# start of Exercise material
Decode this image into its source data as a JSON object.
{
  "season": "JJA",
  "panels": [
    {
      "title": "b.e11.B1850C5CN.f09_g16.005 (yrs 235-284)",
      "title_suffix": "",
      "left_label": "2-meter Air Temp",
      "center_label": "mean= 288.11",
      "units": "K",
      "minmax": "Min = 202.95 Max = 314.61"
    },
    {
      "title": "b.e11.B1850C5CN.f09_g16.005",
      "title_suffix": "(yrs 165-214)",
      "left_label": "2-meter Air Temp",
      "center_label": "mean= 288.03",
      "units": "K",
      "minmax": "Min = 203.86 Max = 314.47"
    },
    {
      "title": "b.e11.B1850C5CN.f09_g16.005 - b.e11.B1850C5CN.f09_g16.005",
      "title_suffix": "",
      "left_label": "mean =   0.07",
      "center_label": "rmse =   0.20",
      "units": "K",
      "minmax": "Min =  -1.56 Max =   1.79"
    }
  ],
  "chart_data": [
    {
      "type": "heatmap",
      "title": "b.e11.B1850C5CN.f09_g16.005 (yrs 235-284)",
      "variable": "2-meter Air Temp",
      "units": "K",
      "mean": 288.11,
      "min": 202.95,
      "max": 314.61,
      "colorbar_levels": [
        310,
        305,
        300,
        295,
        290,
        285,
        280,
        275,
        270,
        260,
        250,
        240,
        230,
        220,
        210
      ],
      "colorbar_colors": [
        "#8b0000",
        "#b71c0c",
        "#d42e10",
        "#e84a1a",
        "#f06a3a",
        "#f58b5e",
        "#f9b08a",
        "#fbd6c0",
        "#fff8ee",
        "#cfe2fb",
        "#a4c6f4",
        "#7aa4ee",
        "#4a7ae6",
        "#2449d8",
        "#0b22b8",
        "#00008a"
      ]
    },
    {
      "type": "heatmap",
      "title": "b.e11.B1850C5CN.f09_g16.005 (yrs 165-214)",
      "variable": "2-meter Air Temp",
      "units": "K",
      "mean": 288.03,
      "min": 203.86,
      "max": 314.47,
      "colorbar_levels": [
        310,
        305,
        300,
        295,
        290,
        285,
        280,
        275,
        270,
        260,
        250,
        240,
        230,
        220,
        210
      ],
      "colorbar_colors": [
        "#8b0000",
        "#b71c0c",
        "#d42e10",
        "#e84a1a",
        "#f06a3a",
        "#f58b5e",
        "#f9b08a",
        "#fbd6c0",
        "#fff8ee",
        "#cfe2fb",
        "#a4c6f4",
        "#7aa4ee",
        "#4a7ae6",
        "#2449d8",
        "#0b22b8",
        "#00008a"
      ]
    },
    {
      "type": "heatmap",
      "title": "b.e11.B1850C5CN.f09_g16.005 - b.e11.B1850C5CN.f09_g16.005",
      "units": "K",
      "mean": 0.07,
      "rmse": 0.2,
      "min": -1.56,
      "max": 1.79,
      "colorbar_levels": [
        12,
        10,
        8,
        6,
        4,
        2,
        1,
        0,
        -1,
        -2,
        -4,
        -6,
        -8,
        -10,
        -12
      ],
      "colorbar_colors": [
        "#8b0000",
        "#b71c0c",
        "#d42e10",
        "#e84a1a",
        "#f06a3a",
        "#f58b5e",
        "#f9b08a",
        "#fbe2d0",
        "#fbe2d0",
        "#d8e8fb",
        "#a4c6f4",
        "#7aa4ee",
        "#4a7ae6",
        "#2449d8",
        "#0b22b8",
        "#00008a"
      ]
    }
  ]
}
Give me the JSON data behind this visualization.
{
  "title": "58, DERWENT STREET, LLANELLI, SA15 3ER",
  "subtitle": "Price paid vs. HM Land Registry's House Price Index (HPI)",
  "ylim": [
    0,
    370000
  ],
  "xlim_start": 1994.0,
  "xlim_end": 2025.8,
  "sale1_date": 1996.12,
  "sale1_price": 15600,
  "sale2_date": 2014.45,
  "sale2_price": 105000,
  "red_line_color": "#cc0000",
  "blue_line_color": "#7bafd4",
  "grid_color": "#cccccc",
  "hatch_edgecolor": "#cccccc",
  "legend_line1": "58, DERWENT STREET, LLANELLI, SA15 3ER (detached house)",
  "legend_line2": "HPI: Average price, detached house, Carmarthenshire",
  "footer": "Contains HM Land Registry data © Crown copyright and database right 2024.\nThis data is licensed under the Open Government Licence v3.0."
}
# end of Exercise material
§ **Instructions to follow**:
Your task is to transcribe the material exactly.

§ **Solution for this task**:
Decode this image into its source data as a JSON object.
{
  "season": "JJA",
  "panels": [
    {
      "title": "b.e11.B1850C5CN.f09_g16.005 (yrs 235-284)",
      "title_suffix": "",
      "left_label": "2-meter Air Temp",
      "center_label": "mean= 288.11",
      "units": "K",
      "minmax": "Min = 202.95 Max = 314.61"
    },
    {
      "title": "b.e11.B1850C5CN.f09_g16.005",
      "title_suffix": "(yrs 165-214)",
      "left_label": "2-meter Air Temp",
      "center_label": "mean= 288.03",
      "units": "K",
      "minmax": "Min = 203.86 Max = 314.47"
    },
    {
      "title": "b.e11.B1850C5CN.f09_g16.005 - b.e11.B1850C5CN.f09_g16.005",
      "title_suffix": "",
      "left_label": "mean =   0.07",
      "center_label": "rmse =   0.20",
      "units": "K",
      "minmax": "Min =  -1.56 Max =   1.79"
    }
  ],
  "chart_data": [
    {
      "type": "heatmap",
      "title": "b.e11.B1850C5CN.f09_g16.005 (yrs 235-284)",
      "variable": "2-meter Air Temp",
      "units": "K",
      "mean": 288.11,
      "min": 202.95,
      "max": 314.61,
      "colorbar_levels": [
        310,
        305,
        300,
        295,
        290,
        285,
        280,
        275,
        270,
        260,
        250,
        240,
        230,
        220,
        210
      ],
      "colorbar_colors": [
        "#8b0000",
        "#b71c0c",
        "#d42e10",
        "#e84a1a",
        "#f06a3a",
        "#f58b5e",
        "#f9b08a",
        "#fbd6c0",
        "#fff8ee",
        "#cfe2fb",
        "#a4c6f4",
        "#7aa4ee",
        "#4a7ae6",
        "#2449d8",
        "#0b22b8",
        "#00008a"
      ]
    },
    {
      "type": "heatmap",
      "title": "b.e11.B1850C5CN.f09_g16.005 (yrs 165-214)",
      "variable": "2-meter Air Temp",
      "units": "K",
      "mean": 288.03,
      "min": 203.86,
      "max": 314.47,
      "colorbar_levels": [
        310,
        305,
        300,
        295,
        290,
        285,
        280,
        275,
        270,
        260,
        250,
        240,
        230,
        220,
        210
      ],
      "colorbar_colors": [
        "#8b0000",
        "#b71c0c",
        "#d42e10",
        "#e84a1a",
        "#f06a3a",
        "#f58b5e",
        "#f9b08a",
        "#fbd6c0",
        "#fff8ee",
        "#cfe2fb",
        "#a4c6f4",
        "#7aa4ee",
        "#4a7ae6",
        "#2449d8",
        "#0b22b8",
        "#00008a"
      ]
    },
    {
      "type": "heatmap",
      "title": "b.e11.B1850C5CN.f09_g16.005 - b.e11.B1850C5CN.f09_g16.005",
      "units": "K",
      "mean": 0.07,
      "rmse": 0.2,
      "min": -1.56,
      "max": 1.79,
      "colorbar_levels": [
        12,
        10,
        8,
        6,
        4,
        2,
        1,
        0,
        -1,
        -2,
        -4,
        -6,
        -8,
        -10,
        -12
      ],
      "colorbar_colors": [
        "#8b0000",
        "#b71c0c",
        "#d42e10",
        "#e84a1a",
        "#f06a3a",
        "#f58b5e",
        "#f9b08a",
        "#fbe2d0",
        "#fbe2d0",
        "#d8e8fb",
        "#a4c6f4",
        "#7aa4ee",
        "#4a7ae6",
        "#2449d8",
        "#0b22b8",
        "#00008a"
      ]
    }
  ]
}
Give me the JSON data behind this visualization.
{
  "title": "58, DERWENT STREET, LLANELLI, SA15 3ER",
  "subtitle": "Price paid vs. HM Land Registry's House Price Index (HPI)",
  "ylim": [
    0,
    370000
  ],
  "xlim_start": 1994.0,
  "xlim_end": 2025.8,
  "sale1_date": 1996.12,
  "sale1_price": 15600,
  "sale2_date": 2014.45,
  "sale2_price": 105000,
  "red_line_color": "#cc0000",
  "blue_line_color": "#7bafd4",
  "grid_color": "#cccccc",
  "hatch_edgecolor": "#cccccc",
  "legend_line1": "58, DERWENT STREET, LLANELLI, SA15 3ER (detached house)",
  "legend_line2": "HPI: Average price, detached house, Carmarthenshire",
  "footer": "Contains HM Land Registry data © Crown copyright and database right 2024.\nThis data is licensed under the Open Government Licence v3.0."
}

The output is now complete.